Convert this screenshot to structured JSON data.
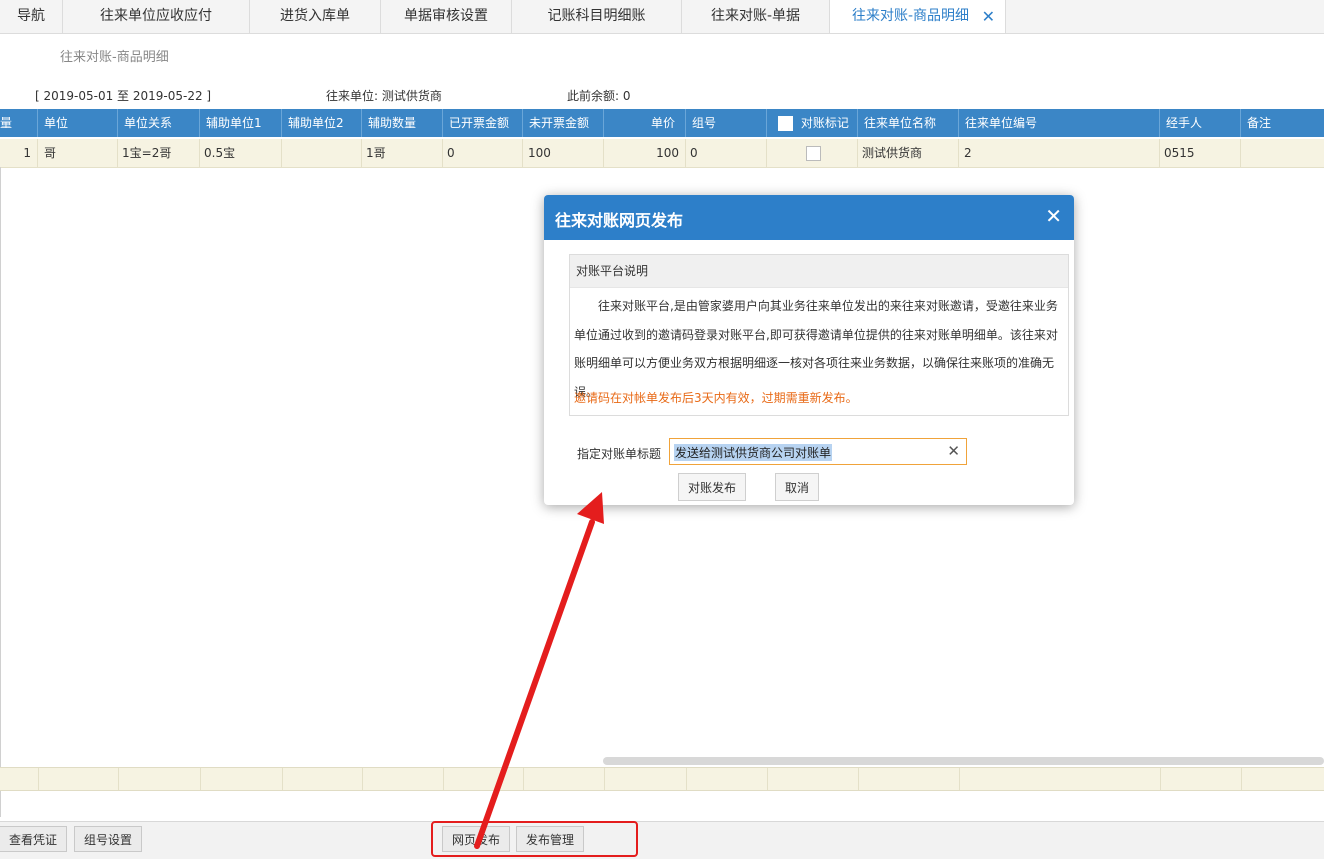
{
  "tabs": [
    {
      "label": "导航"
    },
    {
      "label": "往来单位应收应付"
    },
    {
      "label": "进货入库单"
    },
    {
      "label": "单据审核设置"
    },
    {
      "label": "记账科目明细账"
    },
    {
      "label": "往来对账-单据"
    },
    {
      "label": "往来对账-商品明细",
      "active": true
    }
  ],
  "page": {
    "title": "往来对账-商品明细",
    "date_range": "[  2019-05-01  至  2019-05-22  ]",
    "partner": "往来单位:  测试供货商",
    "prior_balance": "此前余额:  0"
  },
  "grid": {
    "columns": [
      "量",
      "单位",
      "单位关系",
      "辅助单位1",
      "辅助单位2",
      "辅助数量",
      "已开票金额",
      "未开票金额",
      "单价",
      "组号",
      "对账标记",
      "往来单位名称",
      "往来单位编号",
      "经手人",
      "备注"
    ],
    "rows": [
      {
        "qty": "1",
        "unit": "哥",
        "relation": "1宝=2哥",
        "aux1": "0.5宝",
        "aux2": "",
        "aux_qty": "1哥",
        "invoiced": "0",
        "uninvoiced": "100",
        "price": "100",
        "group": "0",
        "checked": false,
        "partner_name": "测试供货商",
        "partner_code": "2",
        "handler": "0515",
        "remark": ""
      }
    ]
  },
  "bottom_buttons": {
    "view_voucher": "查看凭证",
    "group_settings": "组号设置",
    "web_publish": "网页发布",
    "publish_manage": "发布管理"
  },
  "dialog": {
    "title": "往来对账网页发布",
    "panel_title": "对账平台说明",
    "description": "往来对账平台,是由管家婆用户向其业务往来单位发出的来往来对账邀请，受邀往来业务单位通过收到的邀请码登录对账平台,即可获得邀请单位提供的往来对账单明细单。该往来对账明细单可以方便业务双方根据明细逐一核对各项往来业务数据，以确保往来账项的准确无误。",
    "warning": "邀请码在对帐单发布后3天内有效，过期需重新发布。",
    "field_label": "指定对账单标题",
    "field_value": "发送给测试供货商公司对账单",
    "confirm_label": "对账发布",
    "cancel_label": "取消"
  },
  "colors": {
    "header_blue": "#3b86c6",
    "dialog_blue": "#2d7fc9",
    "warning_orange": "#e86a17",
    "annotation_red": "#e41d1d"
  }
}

*What you are asked to do:*
Could you reproduce every record above exactly, leaving out the pictures?

*Correct answer:*
Convert this screenshot to structured JSON data.
{
  "tabs": [
    {
      "label": "导航"
    },
    {
      "label": "往来单位应收应付"
    },
    {
      "label": "进货入库单"
    },
    {
      "label": "单据审核设置"
    },
    {
      "label": "记账科目明细账"
    },
    {
      "label": "往来对账-单据"
    },
    {
      "label": "往来对账-商品明细",
      "active": true
    }
  ],
  "page": {
    "title": "往来对账-商品明细",
    "date_range": "[  2019-05-01  至  2019-05-22  ]",
    "partner": "往来单位:  测试供货商",
    "prior_balance": "此前余额:  0"
  },
  "grid": {
    "columns": [
      "量",
      "单位",
      "单位关系",
      "辅助单位1",
      "辅助单位2",
      "辅助数量",
      "已开票金额",
      "未开票金额",
      "单价",
      "组号",
      "对账标记",
      "往来单位名称",
      "往来单位编号",
      "经手人",
      "备注"
    ],
    "rows": [
      {
        "qty": "1",
        "unit": "哥",
        "relation": "1宝=2哥",
        "aux1": "0.5宝",
        "aux2": "",
        "aux_qty": "1哥",
        "invoiced": "0",
        "uninvoiced": "100",
        "price": "100",
        "group": "0",
        "checked": false,
        "partner_name": "测试供货商",
        "partner_code": "2",
        "handler": "0515",
        "remark": ""
      }
    ]
  },
  "bottom_buttons": {
    "view_voucher": "查看凭证",
    "group_settings": "组号设置",
    "web_publish": "网页发布",
    "publish_manage": "发布管理"
  },
  "dialog": {
    "title": "往来对账网页发布",
    "panel_title": "对账平台说明",
    "description": "往来对账平台,是由管家婆用户向其业务往来单位发出的来往来对账邀请，受邀往来业务单位通过收到的邀请码登录对账平台,即可获得邀请单位提供的往来对账单明细单。该往来对账明细单可以方便业务双方根据明细逐一核对各项往来业务数据，以确保往来账项的准确无误。",
    "warning": "邀请码在对帐单发布后3天内有效，过期需重新发布。",
    "field_label": "指定对账单标题",
    "field_value": "发送给测试供货商公司对账单",
    "confirm_label": "对账发布",
    "cancel_label": "取消"
  },
  "colors": {
    "header_blue": "#3b86c6",
    "dialog_blue": "#2d7fc9",
    "warning_orange": "#e86a17",
    "annotation_red": "#e41d1d"
  }
}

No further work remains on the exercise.